WHAT THIS TASK INVOLVES: Continue the patent rejection text below from its last paragraph, not from the material that follows it.

SOURCE DOCUMENT:
Stinger as modified by Ould-Ahmed-Vall and Shah does not teach/suggest highlighting. Schaff, however, teaches/suggests highlighting (Schaff [0019]: “A path within the expandable hierarchical tree structure interface leading to the target location is determined at 106. The path is a traversal through a subset of the plurality of nodes within the expandable hierarchical tree structure interface. At 108, each node in the path is visually highlighted to direct the user to the target location. A node in the path is visually highlighted responsive to the node being graphically displayed to the user.”). At the time of the effective filing, it would have been obvious for one of ordinary skill in the art to modify the tree view of Stinger as modified by Ould-Ahmed-Vall and Shah such that those FPUs and/or ALUs in execution are highlighted as taught/suggested by Schaff in order to direct the user to them.

Regarding claim 3, Stinger as modified by Ould-Ahmed-Vall, Shah, and Schaff teaches/suggests: The method of claim 1, wherein receiving the information comprises receiving information of multiple slots assigned to a plurality of collections of threads, wherein determining the first architectural unit comprises determining, for each of the multiple slots and based on the data indicating the hierarchy of architectural units, the corresponding architectural unit to which the slot is assigned, and wherein highlighting the first indication is part of highlighting multiple ones of the indications of each of the corresponding architectural units (Ould-Ahmed-Vall [0215]: “To increase SIMD utilization, one embodiment divides eight SIMD lanes into two SIMD4 slots (e.g., SIMD4 slot 1910, SIMD4 slot 1912). The SIMD4 slots can be filled in a variety of ways. In one embodiment, two separate SIMD threads (SIMD thread 1902, SIMD thread 1904) that combine to cover a total of four SIMD lanes are assigned to a SIMD4 slot (e.g., SIMD4 slot 1910). In one embodiment, the SIMT thread group 1906 can be assigned to a SIMD4 slot 1912;” Shah [0012]: “In one implementation, this LBPW technique monitors the number of arithmetic logic unit (ALU) instructions and fetch instructions executed within each SIMD. Additionally, newly assigned thread loads (i.e. wavefronts) are queued and are monitored. This monitoring is used to assess current and future utilization of the SIMDs.”). The same rationale to combine as set forth in the rejection of claim 1 above is incorporated herein.

Regarding claim 9, Stinger as modified by Ould-Ahmed-Vall, Shah, and Schaff teaches/suggests: The method of claim 1, wherein displaying the indications comprises displaying, based on the data indicating the hierarchy of architectural units, a representation of the hierarchy of architectural units that includes one or more labels for one or more of the hierarchy of architectural units as indicated in the data (Stinger [0072]: “The example of FIG. 5 shows information about computing system 500 (labeled "Computer A").”).

Claims 11 and 13 recite limitations similar in scope to those of claims 1 and 3, respectively, and are rejected using the same rationales. Stinger as modified by Ould-Ahmed-Vall, Shah, and Schaff further teaches/suggests a memory storing one or more parameters or instructions for executing an operating system and one or more applications including a tracking application; and at least one processor coupled to the memory (Stinger [0022]: “Software may be stored within memory 115 and/or other storage to provide instructions to processor 103 for enabling generic computing device 101 to perform various functions.”).

SUPPLIED DATA:
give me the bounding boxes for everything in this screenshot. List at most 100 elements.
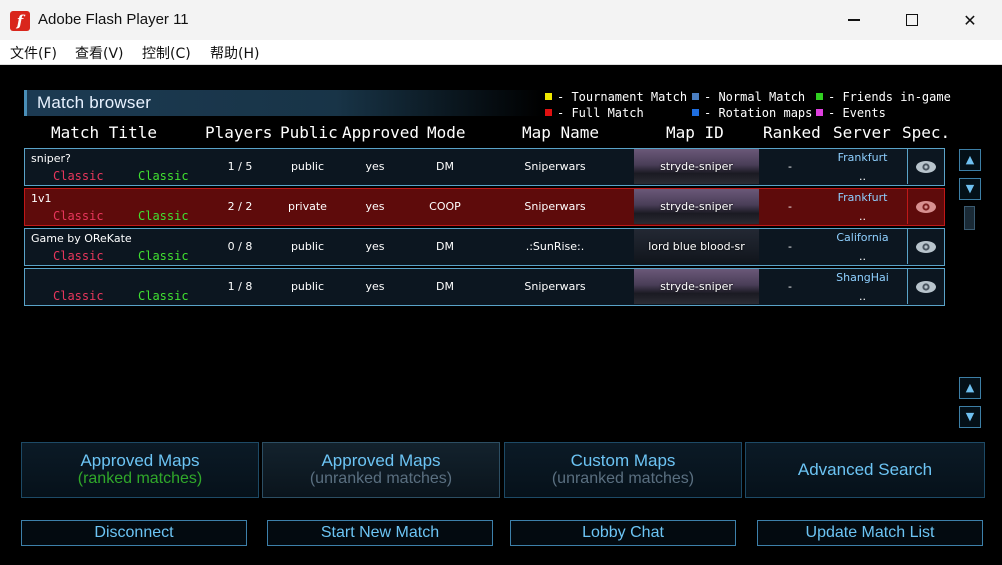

ANSWER TO THE TASK:
Claims 19 and 21 recite limitations similar in scope to those of claims 1 and 3, respectively, and are rejected using the same rationales. Stinger as modified by Ould-Ahmed-Vall, Shah, and Schaff a computer-readable medium, comprising code executable by one or more processors (Stinger [0022]: “Software may be stored within memory 115 and/or other storage to provide instructions to processor 103 for enabling generic computing device 101 to perform various functions.”).

Claims 4-7, 14-17, and 22-23 is/are rejected under 35 U.S.C. 103 as being unpatentable over Stinger et al. (US 2013/0055166) in view of Ould-Ahmed-Vall et al. (US 2018/0315159), Shah et al. (US 2012/0019542), and Schaff (US 2008/0148190) as applied to claims 1, 11, and 19 above, and further in view of Brackman (US 2012/0272224).
Regarding claim 4, Stinger as modified by Ould-Ahmed-Vall, Shah, and Schaff does not teach/suggest: The method of claim 1, further comprising requesting, from a graphics driver specific to the GPU, the data indicating the hierarchy of architectural units, wherein obtaining the data comprises obtaining the data from the graphics driver based on the requesting. Brackman, however, teaches/suggests requesting from a graphics driver specific to the GPU (Brackman [0062]: “GPU driver 112 represents an instructions that, when executed, cause CPU 92 to provide an interface by which to communicate with GPU 94.”). At the time of the effective filing, it would have been obvious for one of ordinary skill in the art to modify the system of Stinger to include a graphic driver as taught/suggested by Brackman in order to communicate with the GPU.

As such, Stinger as modified by Ould-Ahmed-Vall, Shah, Schaff, and Brackman teaches/suggests requesting, from a graphics driver specific to the GPU, the data indicating the hierarchy of architectural units, wherein obtaining the data comprises obtaining the data from the graphics driver based on the requesting (Stinger [0072]: “The example of FIG. 5 shows information about computing system 500 (labeled "Computer A"). The information about computing system 500 may be sub-divided into two groups: hardware information 501 and software information 502. The hardware information group 501 includes processor information group 511, memory information group 512, and BIOS information group 512. Examples of processor information include the type of processor(s) used by the computing system and current or historical processor utilization;” Brackman [0062]: “GPU driver 112 represents an instructions that, when executed, cause CPU 92 to provide an interface by which to communicate with GPU 94.”).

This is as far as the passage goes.